**Objective:** Word for word, restate every line of the material.
** START Records shown **
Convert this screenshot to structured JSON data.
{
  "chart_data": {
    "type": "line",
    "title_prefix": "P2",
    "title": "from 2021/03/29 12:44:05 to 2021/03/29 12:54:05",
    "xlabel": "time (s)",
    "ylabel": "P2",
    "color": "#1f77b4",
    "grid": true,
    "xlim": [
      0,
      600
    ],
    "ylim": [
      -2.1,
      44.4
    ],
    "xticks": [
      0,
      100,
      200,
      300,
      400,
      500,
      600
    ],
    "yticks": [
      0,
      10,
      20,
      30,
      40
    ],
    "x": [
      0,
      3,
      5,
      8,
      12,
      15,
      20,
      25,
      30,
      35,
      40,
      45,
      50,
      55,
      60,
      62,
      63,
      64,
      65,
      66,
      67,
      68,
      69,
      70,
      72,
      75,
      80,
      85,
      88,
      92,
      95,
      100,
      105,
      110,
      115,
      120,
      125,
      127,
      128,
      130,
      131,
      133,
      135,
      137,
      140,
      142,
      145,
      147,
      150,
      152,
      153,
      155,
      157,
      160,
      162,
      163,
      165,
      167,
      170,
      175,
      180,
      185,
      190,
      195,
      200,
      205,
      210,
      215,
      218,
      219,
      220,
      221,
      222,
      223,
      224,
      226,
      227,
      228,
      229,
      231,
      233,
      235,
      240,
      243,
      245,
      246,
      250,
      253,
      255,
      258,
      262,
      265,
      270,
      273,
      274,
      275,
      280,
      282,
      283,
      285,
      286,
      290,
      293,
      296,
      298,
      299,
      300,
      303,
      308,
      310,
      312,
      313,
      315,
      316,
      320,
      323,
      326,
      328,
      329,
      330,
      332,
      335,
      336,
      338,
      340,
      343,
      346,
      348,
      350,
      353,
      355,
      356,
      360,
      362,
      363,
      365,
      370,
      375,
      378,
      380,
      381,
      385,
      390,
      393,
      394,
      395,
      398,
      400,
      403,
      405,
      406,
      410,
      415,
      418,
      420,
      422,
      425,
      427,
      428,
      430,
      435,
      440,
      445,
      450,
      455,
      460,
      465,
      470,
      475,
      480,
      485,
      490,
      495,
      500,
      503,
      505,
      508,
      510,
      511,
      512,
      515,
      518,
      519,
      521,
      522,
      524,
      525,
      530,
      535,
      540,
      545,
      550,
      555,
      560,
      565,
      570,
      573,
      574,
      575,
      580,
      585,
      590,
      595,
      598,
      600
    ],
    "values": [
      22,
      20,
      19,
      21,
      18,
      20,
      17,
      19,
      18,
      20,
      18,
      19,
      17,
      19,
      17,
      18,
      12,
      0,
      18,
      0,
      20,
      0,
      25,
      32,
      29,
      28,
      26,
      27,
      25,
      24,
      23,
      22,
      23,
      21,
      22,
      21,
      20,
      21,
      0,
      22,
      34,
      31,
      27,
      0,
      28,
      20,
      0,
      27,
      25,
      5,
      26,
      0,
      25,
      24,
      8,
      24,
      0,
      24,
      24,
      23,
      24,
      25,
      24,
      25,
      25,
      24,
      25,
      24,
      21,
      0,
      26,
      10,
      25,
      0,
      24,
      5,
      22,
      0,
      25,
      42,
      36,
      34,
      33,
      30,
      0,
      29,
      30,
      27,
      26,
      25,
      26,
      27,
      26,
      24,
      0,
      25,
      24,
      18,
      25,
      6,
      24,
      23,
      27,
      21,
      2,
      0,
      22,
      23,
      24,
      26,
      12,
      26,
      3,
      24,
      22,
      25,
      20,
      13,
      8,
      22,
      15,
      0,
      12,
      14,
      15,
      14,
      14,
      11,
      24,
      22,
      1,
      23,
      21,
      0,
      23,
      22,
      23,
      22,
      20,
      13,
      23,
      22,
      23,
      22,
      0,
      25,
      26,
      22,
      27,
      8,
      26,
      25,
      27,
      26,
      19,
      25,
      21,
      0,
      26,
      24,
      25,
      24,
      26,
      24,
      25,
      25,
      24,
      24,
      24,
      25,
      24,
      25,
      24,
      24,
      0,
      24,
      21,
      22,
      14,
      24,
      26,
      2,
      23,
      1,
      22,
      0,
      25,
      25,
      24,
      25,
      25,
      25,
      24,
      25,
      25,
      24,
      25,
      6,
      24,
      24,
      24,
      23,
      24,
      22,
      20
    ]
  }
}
** END Records shown **
**Answer to this task:**
Convert this screenshot to structured JSON data.
{
  "chart_data": {
    "type": "line",
    "title_prefix": "P2",
    "title": "from 2021/03/29 12:44:05 to 2021/03/29 12:54:05",
    "xlabel": "time (s)",
    "ylabel": "P2",
    "color": "#1f77b4",
    "grid": true,
    "xlim": [
      0,
      600
    ],
    "ylim": [
      -2.1,
      44.4
    ],
    "xticks": [
      0,
      100,
      200,
      300,
      400,
      500,
      600
    ],
    "yticks": [
      0,
      10,
      20,
      30,
      40
    ],
    "x": [
      0,
      3,
      5,
      8,
      12,
      15,
      20,
      25,
      30,
      35,
      40,
      45,
      50,
      55,
      60,
      62,
      63,
      64,
      65,
      66,
      67,
      68,
      69,
      70,
      72,
      75,
      80,
      85,
      88,
      92,
      95,
      100,
      105,
      110,
      115,
      120,
      125,
      127,
      128,
      130,
      131,
      133,
      135,
      137,
      140,
      142,
      145,
      147,
      150,
      152,
      153,
      155,
      157,
      160,
      162,
      163,
      165,
      167,
      170,
      175,
      180,
      185,
      190,
      195,
      200,
      205,
      210,
      215,
      218,
      219,
      220,
      221,
      222,
      223,
      224,
      226,
      227,
      228,
      229,
      231,
      233,
      235,
      240,
      243,
      245,
      246,
      250,
      253,
      255,
      258,
      262,
      265,
      270,
      273,
      274,
      275,
      280,
      282,
      283,
      285,
      286,
      290,
      293,
      296,
      298,
      299,
      300,
      303,
      308,
      310,
      312,
      313,
      315,
      316,
      320,
      323,
      326,
      328,
      329,
      330,
      332,
      335,
      336,
      338,
      340,
      343,
      346,
      348,
      350,
      353,
      355,
      356,
      360,
      362,
      363,
      365,
      370,
      375,
      378,
      380,
      381,
      385,
      390,
      393,
      394,
      395,
      398,
      400,
      403,
      405,
      406,
      410,
      415,
      418,
      420,
      422,
      425,
      427,
      428,
      430,
      435,
      440,
      445,
      450,
      455,
      460,
      465,
      470,
      475,
      480,
      485,
      490,
      495,
      500,
      503,
      505,
      508,
      510,
      511,
      512,
      515,
      518,
      519,
      521,
      522,
      524,
      525,
      530,
      535,
      540,
      545,
      550,
      555,
      560,
      565,
      570,
      573,
      574,
      575,
      580,
      585,
      590,
      595,
      598,
      600
    ],
    "values": [
      22,
      20,
      19,
      21,
      18,
      20,
      17,
      19,
      18,
      20,
      18,
      19,
      17,
      19,
      17,
      18,
      12,
      0,
      18,
      0,
      20,
      0,
      25,
      32,
      29,
      28,
      26,
      27,
      25,
      24,
      23,
      22,
      23,
      21,
      22,
      21,
      20,
      21,
      0,
      22,
      34,
      31,
      27,
      0,
      28,
      20,
      0,
      27,
      25,
      5,
      26,
      0,
      25,
      24,
      8,
      24,
      0,
      24,
      24,
      23,
      24,
      25,
      24,
      25,
      25,
      24,
      25,
      24,
      21,
      0,
      26,
      10,
      25,
      0,
      24,
      5,
      22,
      0,
      25,
      42,
      36,
      34,
      33,
      30,
      0,
      29,
      30,
      27,
      26,
      25,
      26,
      27,
      26,
      24,
      0,
      25,
      24,
      18,
      25,
      6,
      24,
      23,
      27,
      21,
      2,
      0,
      22,
      23,
      24,
      26,
      12,
      26,
      3,
      24,
      22,
      25,
      20,
      13,
      8,
      22,
      15,
      0,
      12,
      14,
      15,
      14,
      14,
      11,
      24,
      22,
      1,
      23,
      21,
      0,
      23,
      22,
      23,
      22,
      20,
      13,
      23,
      22,
      23,
      22,
      0,
      25,
      26,
      22,
      27,
      8,
      26,
      25,
      27,
      26,
      19,
      25,
      21,
      0,
      26,
      24,
      25,
      24,
      26,
      24,
      25,
      25,
      24,
      24,
      24,
      25,
      24,
      25,
      24,
      24,
      0,
      24,
      21,
      22,
      14,
      24,
      26,
      2,
      23,
      1,
      22,
      0,
      25,
      25,
      24,
      25,
      25,
      25,
      24,
      25,
      25,
      24,
      25,
      6,
      24,
      24,
      24,
      23,
      24,
      22,
      20
    ]
  }
}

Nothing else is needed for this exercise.